## What you should do
Would you output the whole listing below, exactly as it reads?

Excerpts from a figure dataset:
########
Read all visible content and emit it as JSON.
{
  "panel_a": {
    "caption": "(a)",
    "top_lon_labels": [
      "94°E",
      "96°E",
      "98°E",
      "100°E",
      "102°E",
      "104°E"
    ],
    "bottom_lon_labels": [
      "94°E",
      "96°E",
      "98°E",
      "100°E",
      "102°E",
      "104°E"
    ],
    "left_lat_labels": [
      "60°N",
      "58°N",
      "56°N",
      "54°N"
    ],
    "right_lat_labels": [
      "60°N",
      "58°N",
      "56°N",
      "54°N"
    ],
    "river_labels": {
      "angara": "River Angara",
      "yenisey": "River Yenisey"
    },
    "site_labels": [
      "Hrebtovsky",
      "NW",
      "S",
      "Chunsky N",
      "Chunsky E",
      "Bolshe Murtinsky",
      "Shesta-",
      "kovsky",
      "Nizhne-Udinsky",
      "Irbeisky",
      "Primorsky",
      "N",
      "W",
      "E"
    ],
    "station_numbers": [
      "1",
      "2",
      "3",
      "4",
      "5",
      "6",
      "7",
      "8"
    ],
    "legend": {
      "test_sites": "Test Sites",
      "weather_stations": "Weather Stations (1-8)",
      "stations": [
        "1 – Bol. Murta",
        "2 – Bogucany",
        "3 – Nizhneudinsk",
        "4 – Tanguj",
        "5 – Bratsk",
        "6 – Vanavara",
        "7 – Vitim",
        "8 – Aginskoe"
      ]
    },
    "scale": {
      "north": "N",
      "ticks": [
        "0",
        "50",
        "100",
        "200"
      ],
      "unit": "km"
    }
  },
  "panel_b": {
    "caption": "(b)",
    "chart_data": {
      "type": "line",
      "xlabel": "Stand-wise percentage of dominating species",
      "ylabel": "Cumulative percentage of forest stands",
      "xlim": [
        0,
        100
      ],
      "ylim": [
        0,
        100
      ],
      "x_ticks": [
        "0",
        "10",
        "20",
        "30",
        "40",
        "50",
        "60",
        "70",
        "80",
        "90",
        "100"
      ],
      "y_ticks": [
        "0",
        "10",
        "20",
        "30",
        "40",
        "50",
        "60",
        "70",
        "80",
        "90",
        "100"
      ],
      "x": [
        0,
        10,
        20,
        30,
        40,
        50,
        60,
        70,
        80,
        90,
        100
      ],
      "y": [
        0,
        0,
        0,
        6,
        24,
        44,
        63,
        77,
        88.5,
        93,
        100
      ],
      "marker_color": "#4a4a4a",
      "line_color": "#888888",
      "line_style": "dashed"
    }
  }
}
########
## Result of this task
Read all visible content and emit it as JSON.
{
  "panel_a": {
    "caption": "(a)",
    "top_lon_labels": [
      "94°E",
      "96°E",
      "98°E",
      "100°E",
      "102°E",
      "104°E"
    ],
    "bottom_lon_labels": [
      "94°E",
      "96°E",
      "98°E",
      "100°E",
      "102°E",
      "104°E"
    ],
    "left_lat_labels": [
      "60°N",
      "58°N",
      "56°N",
      "54°N"
    ],
    "right_lat_labels": [
      "60°N",
      "58°N",
      "56°N",
      "54°N"
    ],
    "river_labels": {
      "angara": "River Angara",
      "yenisey": "River Yenisey"
    },
    "site_labels": [
      "Hrebtovsky",
      "NW",
      "S",
      "Chunsky N",
      "Chunsky E",
      "Bolshe Murtinsky",
      "Shesta-",
      "kovsky",
      "Nizhne-Udinsky",
      "Irbeisky",
      "Primorsky",
      "N",
      "W",
      "E"
    ],
    "station_numbers": [
      "1",
      "2",
      "3",
      "4",
      "5",
      "6",
      "7",
      "8"
    ],
    "legend": {
      "test_sites": "Test Sites",
      "weather_stations": "Weather Stations (1-8)",
      "stations": [
        "1 – Bol. Murta",
        "2 – Bogucany",
        "3 – Nizhneudinsk",
        "4 – Tanguj",
        "5 – Bratsk",
        "6 – Vanavara",
        "7 – Vitim",
        "8 – Aginskoe"
      ]
    },
    "scale": {
      "north": "N",
      "ticks": [
        "0",
        "50",
        "100",
        "200"
      ],
      "unit": "km"
    }
  },
  "panel_b": {
    "caption": "(b)",
    "chart_data": {
      "type": "line",
      "xlabel": "Stand-wise percentage of dominating species",
      "ylabel": "Cumulative percentage of forest stands",
      "xlim": [
        0,
        100
      ],
      "ylim": [
        0,
        100
      ],
      "x_ticks": [
        "0",
        "10",
        "20",
        "30",
        "40",
        "50",
        "60",
        "70",
        "80",
        "90",
        "100"
      ],
      "y_ticks": [
        "0",
        "10",
        "20",
        "30",
        "40",
        "50",
        "60",
        "70",
        "80",
        "90",
        "100"
      ],
      "x": [
        0,
        10,
        20,
        30,
        40,
        50,
        60,
        70,
        80,
        90,
        100
      ],
      "y": [
        0,
        0,
        0,
        6,
        24,
        44,
        63,
        77,
        88.5,
        93,
        100
      ],
      "marker_color": "#4a4a4a",
      "line_color": "#888888",
      "line_style": "dashed"
    }
  }
}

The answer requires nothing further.